- Exercise details
Check each line of the data for "Celular" and select those that have it.

- Dataset excerpt
BEGIN
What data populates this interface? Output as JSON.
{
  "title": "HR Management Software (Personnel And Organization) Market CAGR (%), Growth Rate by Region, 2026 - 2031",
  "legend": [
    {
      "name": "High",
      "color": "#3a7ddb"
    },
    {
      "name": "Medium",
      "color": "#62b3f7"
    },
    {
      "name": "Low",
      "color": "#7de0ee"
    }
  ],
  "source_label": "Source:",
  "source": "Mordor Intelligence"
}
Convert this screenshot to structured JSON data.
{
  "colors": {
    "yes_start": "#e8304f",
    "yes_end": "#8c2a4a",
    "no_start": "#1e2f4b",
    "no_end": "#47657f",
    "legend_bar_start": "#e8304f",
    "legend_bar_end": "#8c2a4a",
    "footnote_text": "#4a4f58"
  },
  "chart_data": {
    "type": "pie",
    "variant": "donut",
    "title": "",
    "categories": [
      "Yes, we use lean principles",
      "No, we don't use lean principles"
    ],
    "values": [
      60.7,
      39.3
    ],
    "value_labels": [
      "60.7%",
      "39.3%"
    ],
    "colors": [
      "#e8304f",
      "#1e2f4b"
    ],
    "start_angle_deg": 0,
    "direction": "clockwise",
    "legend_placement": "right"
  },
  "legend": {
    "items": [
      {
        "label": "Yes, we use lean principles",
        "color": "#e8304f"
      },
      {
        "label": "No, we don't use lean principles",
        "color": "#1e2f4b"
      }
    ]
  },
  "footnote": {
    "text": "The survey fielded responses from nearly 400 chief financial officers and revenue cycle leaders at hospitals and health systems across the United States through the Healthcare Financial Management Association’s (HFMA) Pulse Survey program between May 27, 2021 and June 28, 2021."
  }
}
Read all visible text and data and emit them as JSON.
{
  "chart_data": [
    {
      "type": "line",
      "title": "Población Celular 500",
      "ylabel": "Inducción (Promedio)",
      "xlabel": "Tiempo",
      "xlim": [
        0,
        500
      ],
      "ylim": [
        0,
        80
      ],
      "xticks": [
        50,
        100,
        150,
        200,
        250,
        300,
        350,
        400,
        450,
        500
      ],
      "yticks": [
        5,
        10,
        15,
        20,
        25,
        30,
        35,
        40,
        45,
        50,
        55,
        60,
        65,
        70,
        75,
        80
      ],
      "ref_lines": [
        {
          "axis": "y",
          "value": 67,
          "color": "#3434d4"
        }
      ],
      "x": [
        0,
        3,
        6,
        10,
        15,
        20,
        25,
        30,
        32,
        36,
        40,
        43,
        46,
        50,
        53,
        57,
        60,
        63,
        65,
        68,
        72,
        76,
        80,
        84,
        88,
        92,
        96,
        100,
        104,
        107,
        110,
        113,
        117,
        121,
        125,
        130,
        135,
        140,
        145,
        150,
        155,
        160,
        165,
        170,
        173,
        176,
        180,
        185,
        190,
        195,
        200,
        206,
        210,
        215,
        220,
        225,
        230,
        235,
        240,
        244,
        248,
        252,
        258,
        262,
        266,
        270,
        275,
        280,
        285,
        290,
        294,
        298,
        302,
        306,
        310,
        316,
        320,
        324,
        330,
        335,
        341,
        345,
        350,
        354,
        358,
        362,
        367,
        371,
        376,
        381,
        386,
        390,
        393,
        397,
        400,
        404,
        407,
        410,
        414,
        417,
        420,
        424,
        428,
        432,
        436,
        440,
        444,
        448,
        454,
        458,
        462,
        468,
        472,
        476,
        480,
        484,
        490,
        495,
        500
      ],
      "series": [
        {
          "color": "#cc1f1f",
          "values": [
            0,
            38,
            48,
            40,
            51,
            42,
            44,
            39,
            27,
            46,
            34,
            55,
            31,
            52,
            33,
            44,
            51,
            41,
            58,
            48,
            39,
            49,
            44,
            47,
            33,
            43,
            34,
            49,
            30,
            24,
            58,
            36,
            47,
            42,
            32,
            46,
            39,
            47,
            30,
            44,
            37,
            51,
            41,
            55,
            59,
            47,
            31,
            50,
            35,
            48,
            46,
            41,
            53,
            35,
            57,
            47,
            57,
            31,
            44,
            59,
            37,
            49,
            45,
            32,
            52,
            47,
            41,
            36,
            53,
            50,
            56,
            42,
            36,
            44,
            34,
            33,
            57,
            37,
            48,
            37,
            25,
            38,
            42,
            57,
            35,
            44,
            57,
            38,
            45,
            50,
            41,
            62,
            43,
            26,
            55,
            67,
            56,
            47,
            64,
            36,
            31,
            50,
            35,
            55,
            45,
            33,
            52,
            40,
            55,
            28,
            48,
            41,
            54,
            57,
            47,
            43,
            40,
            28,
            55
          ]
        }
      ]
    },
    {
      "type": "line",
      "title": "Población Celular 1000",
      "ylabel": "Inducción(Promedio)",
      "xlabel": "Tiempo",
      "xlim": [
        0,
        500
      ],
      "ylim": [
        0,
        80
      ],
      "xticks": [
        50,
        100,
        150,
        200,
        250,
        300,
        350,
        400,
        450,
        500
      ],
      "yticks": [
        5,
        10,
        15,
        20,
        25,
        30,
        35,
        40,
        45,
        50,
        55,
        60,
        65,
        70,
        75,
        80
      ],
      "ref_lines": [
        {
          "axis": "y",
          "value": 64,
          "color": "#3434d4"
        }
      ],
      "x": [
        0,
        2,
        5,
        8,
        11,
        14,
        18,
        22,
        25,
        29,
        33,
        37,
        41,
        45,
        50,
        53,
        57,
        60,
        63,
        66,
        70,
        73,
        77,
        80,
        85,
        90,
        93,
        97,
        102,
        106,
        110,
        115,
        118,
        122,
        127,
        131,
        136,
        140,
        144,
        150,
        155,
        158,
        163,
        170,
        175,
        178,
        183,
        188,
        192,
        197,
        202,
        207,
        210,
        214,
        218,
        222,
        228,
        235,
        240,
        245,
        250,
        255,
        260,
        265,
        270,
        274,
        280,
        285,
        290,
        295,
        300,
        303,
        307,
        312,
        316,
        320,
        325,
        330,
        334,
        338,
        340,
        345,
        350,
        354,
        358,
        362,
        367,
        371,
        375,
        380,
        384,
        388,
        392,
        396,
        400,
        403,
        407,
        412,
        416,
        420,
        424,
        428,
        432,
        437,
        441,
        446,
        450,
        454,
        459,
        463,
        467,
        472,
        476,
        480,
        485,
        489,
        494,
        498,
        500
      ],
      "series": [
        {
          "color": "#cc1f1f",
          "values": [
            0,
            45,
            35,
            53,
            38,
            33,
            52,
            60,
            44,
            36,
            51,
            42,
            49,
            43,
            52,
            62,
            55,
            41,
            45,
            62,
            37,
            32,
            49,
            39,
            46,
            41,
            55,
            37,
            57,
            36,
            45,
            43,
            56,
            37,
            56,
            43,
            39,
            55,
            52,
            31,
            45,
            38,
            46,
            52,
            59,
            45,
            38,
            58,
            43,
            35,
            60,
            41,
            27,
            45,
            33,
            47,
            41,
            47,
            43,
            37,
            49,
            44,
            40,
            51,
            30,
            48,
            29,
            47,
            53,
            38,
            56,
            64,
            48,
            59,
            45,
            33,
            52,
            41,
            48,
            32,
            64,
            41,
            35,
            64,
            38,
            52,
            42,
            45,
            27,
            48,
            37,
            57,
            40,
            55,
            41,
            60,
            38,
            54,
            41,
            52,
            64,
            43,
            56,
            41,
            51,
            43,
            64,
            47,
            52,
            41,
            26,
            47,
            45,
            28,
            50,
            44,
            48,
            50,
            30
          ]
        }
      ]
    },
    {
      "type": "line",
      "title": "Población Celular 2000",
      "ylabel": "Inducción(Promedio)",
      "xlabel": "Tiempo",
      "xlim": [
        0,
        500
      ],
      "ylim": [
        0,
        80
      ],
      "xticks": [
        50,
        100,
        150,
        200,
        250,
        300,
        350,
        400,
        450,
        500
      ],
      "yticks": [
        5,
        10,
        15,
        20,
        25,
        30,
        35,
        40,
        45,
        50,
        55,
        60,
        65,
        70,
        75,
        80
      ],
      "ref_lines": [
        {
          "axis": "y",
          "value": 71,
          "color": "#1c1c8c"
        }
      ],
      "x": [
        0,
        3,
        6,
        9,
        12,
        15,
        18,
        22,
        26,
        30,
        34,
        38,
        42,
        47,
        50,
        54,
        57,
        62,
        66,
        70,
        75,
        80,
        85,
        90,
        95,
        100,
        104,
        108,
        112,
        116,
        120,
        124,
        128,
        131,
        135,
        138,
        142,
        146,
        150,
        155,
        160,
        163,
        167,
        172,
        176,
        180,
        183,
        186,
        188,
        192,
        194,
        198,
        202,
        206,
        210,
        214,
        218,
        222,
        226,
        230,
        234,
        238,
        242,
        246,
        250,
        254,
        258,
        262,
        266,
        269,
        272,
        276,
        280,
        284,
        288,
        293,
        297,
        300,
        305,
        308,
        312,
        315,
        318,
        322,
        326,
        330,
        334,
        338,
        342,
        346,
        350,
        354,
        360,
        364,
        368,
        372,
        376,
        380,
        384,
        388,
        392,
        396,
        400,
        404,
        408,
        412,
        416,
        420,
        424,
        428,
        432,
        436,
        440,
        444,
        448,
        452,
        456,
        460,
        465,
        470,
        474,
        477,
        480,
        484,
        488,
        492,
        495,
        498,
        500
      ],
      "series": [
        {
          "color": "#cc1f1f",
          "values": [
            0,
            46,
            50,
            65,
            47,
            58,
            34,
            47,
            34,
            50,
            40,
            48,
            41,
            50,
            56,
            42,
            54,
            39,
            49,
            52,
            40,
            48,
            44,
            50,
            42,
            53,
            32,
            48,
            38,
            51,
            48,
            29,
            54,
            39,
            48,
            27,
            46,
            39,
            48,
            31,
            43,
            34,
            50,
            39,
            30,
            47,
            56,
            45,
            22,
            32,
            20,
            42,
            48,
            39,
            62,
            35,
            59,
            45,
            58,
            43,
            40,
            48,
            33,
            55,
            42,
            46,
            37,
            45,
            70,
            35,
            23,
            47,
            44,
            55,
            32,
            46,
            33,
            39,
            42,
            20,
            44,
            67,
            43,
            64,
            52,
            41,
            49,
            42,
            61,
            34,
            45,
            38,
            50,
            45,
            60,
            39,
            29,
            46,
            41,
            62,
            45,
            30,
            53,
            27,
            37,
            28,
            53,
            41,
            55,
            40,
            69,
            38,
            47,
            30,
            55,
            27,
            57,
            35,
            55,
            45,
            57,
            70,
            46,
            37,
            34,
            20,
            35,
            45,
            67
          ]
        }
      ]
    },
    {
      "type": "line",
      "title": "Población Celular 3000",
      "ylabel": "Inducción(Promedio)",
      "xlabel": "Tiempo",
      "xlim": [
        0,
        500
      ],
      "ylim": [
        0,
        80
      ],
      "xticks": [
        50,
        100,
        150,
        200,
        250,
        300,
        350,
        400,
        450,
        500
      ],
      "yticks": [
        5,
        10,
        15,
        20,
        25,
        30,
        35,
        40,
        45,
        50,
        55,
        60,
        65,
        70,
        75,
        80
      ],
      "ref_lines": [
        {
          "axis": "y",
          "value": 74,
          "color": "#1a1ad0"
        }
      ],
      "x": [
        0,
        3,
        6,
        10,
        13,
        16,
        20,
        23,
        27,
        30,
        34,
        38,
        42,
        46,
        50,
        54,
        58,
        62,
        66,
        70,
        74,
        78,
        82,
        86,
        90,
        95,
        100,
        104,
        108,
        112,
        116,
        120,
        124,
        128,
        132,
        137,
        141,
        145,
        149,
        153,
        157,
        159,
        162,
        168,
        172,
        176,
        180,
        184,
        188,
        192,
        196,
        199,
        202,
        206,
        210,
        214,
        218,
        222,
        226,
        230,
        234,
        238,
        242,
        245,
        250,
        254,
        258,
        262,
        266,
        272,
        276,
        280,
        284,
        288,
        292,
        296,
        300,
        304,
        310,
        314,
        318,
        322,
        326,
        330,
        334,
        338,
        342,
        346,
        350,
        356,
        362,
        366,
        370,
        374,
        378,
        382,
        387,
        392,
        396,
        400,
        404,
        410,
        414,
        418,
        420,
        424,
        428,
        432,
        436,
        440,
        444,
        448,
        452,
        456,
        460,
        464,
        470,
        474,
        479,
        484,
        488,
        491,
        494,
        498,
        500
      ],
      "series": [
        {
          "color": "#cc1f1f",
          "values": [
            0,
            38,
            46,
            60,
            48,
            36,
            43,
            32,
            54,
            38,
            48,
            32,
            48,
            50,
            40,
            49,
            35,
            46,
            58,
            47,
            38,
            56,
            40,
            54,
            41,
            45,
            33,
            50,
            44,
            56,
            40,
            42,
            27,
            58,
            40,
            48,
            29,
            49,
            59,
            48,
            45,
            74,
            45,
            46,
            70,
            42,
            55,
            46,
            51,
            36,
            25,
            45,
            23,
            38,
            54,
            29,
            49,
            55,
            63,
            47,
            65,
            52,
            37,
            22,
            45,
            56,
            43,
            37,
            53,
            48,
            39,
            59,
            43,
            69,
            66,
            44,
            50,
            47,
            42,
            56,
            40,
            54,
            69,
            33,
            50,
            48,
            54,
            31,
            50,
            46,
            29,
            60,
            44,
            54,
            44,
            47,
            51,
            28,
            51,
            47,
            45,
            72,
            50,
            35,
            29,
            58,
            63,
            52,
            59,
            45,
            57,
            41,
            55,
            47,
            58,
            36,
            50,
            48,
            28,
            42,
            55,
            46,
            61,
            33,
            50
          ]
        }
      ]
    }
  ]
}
END
- Answer to this task
      "title": "Población Celular 500",
      "title": "Población Celular 1000",
      "title": "Población Celular 2000",
      "title": "Población Celular 3000",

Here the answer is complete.